══ Records provided ══

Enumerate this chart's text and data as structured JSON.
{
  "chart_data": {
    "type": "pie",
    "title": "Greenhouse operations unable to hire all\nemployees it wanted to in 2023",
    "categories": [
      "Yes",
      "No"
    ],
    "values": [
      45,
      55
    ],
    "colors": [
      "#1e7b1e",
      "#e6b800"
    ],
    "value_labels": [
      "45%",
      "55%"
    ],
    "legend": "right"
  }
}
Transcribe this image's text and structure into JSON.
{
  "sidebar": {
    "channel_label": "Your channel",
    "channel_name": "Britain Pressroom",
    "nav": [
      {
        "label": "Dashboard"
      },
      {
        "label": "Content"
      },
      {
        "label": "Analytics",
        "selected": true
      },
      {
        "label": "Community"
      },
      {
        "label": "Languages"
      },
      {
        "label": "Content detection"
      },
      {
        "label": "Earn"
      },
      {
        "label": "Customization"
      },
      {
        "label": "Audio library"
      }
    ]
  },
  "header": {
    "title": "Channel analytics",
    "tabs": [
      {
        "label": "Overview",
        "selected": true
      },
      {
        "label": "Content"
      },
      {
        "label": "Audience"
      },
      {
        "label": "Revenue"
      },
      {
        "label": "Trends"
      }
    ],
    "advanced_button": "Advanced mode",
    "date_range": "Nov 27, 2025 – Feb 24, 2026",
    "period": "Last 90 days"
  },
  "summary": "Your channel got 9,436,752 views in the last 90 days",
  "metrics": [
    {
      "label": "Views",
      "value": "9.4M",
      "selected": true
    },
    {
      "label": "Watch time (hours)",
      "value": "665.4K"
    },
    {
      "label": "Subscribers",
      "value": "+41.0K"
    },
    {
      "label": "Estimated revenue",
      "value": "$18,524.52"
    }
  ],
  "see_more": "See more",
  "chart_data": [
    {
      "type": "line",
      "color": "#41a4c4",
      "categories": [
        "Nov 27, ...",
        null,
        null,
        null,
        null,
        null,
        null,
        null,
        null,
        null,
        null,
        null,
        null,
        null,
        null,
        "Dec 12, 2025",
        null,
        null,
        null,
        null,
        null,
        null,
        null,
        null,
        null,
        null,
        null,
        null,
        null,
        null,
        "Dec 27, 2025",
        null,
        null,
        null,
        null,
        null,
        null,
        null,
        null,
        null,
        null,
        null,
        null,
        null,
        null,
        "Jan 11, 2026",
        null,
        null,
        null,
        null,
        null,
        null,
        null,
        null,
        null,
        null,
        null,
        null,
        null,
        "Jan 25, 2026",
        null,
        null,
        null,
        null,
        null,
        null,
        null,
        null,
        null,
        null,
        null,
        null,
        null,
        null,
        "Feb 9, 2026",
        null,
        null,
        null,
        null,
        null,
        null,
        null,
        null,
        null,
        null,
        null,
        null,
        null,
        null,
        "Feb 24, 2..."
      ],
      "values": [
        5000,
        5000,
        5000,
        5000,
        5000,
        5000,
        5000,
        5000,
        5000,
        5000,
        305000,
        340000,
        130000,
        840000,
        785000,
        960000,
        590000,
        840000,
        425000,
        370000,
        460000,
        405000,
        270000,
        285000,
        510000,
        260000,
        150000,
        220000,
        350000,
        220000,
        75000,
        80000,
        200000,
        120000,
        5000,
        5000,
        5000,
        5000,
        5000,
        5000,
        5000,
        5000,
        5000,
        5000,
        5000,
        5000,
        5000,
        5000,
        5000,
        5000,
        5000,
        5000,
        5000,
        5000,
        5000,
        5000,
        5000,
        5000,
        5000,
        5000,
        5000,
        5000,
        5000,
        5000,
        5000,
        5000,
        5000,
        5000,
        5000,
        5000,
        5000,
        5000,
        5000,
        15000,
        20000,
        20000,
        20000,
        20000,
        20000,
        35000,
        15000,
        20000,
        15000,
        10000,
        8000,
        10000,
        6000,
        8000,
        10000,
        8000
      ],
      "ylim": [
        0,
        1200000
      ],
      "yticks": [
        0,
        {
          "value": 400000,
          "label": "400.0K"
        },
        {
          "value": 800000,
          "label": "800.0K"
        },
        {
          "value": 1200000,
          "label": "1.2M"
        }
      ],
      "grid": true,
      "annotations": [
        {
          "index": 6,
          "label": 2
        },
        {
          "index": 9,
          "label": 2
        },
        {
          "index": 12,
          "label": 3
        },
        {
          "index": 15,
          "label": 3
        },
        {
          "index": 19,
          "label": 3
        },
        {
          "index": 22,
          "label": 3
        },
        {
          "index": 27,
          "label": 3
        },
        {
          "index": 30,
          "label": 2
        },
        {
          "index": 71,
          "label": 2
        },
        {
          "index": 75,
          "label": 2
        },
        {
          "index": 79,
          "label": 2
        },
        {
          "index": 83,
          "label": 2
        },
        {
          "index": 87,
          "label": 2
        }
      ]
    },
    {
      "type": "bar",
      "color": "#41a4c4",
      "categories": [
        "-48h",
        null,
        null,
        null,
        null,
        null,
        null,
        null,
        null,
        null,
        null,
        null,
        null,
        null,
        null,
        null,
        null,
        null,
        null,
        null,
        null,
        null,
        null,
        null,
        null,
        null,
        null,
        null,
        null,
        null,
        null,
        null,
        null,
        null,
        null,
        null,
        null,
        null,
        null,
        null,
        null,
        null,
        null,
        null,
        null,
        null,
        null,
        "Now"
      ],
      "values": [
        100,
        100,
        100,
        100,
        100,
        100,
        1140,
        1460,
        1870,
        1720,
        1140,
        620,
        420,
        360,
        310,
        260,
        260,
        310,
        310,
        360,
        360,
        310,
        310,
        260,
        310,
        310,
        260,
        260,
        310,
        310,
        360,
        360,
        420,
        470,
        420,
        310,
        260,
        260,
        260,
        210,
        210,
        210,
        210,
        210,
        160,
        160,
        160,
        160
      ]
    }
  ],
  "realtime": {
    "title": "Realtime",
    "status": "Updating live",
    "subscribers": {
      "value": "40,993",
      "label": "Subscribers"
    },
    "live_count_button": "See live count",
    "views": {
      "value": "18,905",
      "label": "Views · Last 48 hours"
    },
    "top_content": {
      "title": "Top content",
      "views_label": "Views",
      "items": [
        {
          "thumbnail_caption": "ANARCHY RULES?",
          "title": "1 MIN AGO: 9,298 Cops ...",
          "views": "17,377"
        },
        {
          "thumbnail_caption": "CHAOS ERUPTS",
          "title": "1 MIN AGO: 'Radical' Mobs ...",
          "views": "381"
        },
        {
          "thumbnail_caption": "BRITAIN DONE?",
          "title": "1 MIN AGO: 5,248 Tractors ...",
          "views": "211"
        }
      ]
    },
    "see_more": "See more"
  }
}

═══

### What you have to do
Reproduce the material in full, with no word added or dropped.

### The completed task
Enumerate this chart's text and data as structured JSON.
{
  "chart_data": {
    "type": "pie",
    "title": "Greenhouse operations unable to hire all\nemployees it wanted to in 2023",
    "categories": [
      "Yes",
      "No"
    ],
    "values": [
      45,
      55
    ],
    "colors": [
      "#1e7b1e",
      "#e6b800"
    ],
    "value_labels": [
      "45%",
      "55%"
    ],
    "legend": "right"
  }
}
Transcribe this image's text and structure into JSON.
{
  "sidebar": {
    "channel_label": "Your channel",
    "channel_name": "Britain Pressroom",
    "nav": [
      {
        "label": "Dashboard"
      },
      {
        "label": "Content"
      },
      {
        "label": "Analytics",
        "selected": true
      },
      {
        "label": "Community"
      },
      {
        "label": "Languages"
      },
      {
        "label": "Content detection"
      },
      {
        "label": "Earn"
      },
      {
        "label": "Customization"
      },
      {
        "label": "Audio library"
      }
    ]
  },
  "header": {
    "title": "Channel analytics",
    "tabs": [
      {
        "label": "Overview",
        "selected": true
      },
      {
        "label": "Content"
      },
      {
        "label": "Audience"
      },
      {
        "label": "Revenue"
      },
      {
        "label": "Trends"
      }
    ],
    "advanced_button": "Advanced mode",
    "date_range": "Nov 27, 2025 – Feb 24, 2026",
    "period": "Last 90 days"
  },
  "summary": "Your channel got 9,436,752 views in the last 90 days",
  "metrics": [
    {
      "label": "Views",
      "value": "9.4M",
      "selected": true
    },
    {
      "label": "Watch time (hours)",
      "value": "665.4K"
    },
    {
      "label": "Subscribers",
      "value": "+41.0K"
    },
    {
      "label": "Estimated revenue",
      "value": "$18,524.52"
    }
  ],
  "see_more": "See more",
  "chart_data": [
    {
      "type": "line",
      "color": "#41a4c4",
      "categories": [
        "Nov 27, ...",
        null,
        null,
        null,
        null,
        null,
        null,
        null,
        null,
        null,
        null,
        null,
        null,
        null,
        null,
        "Dec 12, 2025",
        null,
        null,
        null,
        null,
        null,
        null,
        null,
        null,
        null,
        null,
        null,
        null,
        null,
        null,
        "Dec 27, 2025",
        null,
        null,
        null,
        null,
        null,
        null,
        null,
        null,
        null,
        null,
        null,
        null,
        null,
        null,
        "Jan 11, 2026",
        null,
        null,
        null,
        null,
        null,
        null,
        null,
        null,
        null,
        null,
        null,
        null,
        null,
        "Jan 25, 2026",
        null,
        null,
        null,
        null,
        null,
        null,
        null,
        null,
        null,
        null,
        null,
        null,
        null,
        null,
        "Feb 9, 2026",
        null,
        null,
        null,
        null,
        null,
        null,
        null,
        null,
        null,
        null,
        null,
        null,
        null,
        null,
        "Feb 24, 2..."
      ],
      "values": [
        5000,
        5000,
        5000,
        5000,
        5000,
        5000,
        5000,
        5000,
        5000,
        5000,
        305000,
        340000,
        130000,
        840000,
        785000,
        960000,
        590000,
        840000,
        425000,
        370000,
        460000,
        405000,
        270000,
        285000,
        510000,
        260000,
        150000,
        220000,
        350000,
        220000,
        75000,
        80000,
        200000,
        120000,
        5000,
        5000,
        5000,
        5000,
        5000,
        5000,
        5000,
        5000,
        5000,
        5000,
        5000,
        5000,
        5000,
        5000,
        5000,
        5000,
        5000,
        5000,
        5000,
        5000,
        5000,
        5000,
        5000,
        5000,
        5000,
        5000,
        5000,
        5000,
        5000,
        5000,
        5000,
        5000,
        5000,
        5000,
        5000,
        5000,
        5000,
        5000,
        5000,
        15000,
        20000,
        20000,
        20000,
        20000,
        20000,
        35000,
        15000,
        20000,
        15000,
        10000,
        8000,
        10000,
        6000,
        8000,
        10000,
        8000
      ],
      "ylim": [
        0,
        1200000
      ],
      "yticks": [
        0,
        {
          "value": 400000,
          "label": "400.0K"
        },
        {
          "value": 800000,
          "label": "800.0K"
        },
        {
          "value": 1200000,
          "label": "1.2M"
        }
      ],
      "grid": true,
      "annotations": [
        {
          "index": 6,
          "label": 2
        },
        {
          "index": 9,
          "label": 2
        },
        {
          "index": 12,
          "label": 3
        },
        {
          "index": 15,
          "label": 3
        },
        {
          "index": 19,
          "label": 3
        },
        {
          "index": 22,
          "label": 3
        },
        {
          "index": 27,
          "label": 3
        },
        {
          "index": 30,
          "label": 2
        },
        {
          "index": 71,
          "label": 2
        },
        {
          "index": 75,
          "label": 2
        },
        {
          "index": 79,
          "label": 2
        },
        {
          "index": 83,
          "label": 2
        },
        {
          "index": 87,
          "label": 2
        }
      ]
    },
    {
      "type": "bar",
      "color": "#41a4c4",
      "categories": [
        "-48h",
        null,
        null,
        null,
        null,
        null,
        null,
        null,
        null,
        null,
        null,
        null,
        null,
        null,
        null,
        null,
        null,
        null,
        null,
        null,
        null,
        null,
        null,
        null,
        null,
        null,
        null,
        null,
        null,
        null,
        null,
        null,
        null,
        null,
        null,
        null,
        null,
        null,
        null,
        null,
        null,
        null,
        null,
        null,
        null,
        null,
        null,
        "Now"
      ],
      "values": [
        100,
        100,
        100,
        100,
        100,
        100,
        1140,
        1460,
        1870,
        1720,
        1140,
        620,
        420,
        360,
        310,
        260,
        260,
        310,
        310,
        360,
        360,
        310,
        310,
        260,
        310,
        310,
        260,
        260,
        310,
        310,
        360,
        360,
        420,
        470,
        420,
        310,
        260,
        260,
        260,
        210,
        210,
        210,
        210,
        210,
        160,
        160,
        160,
        160
      ]
    }
  ],
  "realtime": {
    "title": "Realtime",
    "status": "Updating live",
    "subscribers": {
      "value": "40,993",
      "label": "Subscribers"
    },
    "live_count_button": "See live count",
    "views": {
      "value": "18,905",
      "label": "Views · Last 48 hours"
    },
    "top_content": {
      "title": "Top content",
      "views_label": "Views",
      "items": [
        {
          "thumbnail_caption": "ANARCHY RULES?",
          "title": "1 MIN AGO: 9,298 Cops ...",
          "views": "17,377"
        },
        {
          "thumbnail_caption": "CHAOS ERUPTS",
          "title": "1 MIN AGO: 'Radical' Mobs ...",
          "views": "381"
        },
        {
          "thumbnail_caption": "BRITAIN DONE?",
          "title": "1 MIN AGO: 5,248 Tractors ...",
          "views": "211"
        }
      ]
    },
    "see_more": "See more"
  }
}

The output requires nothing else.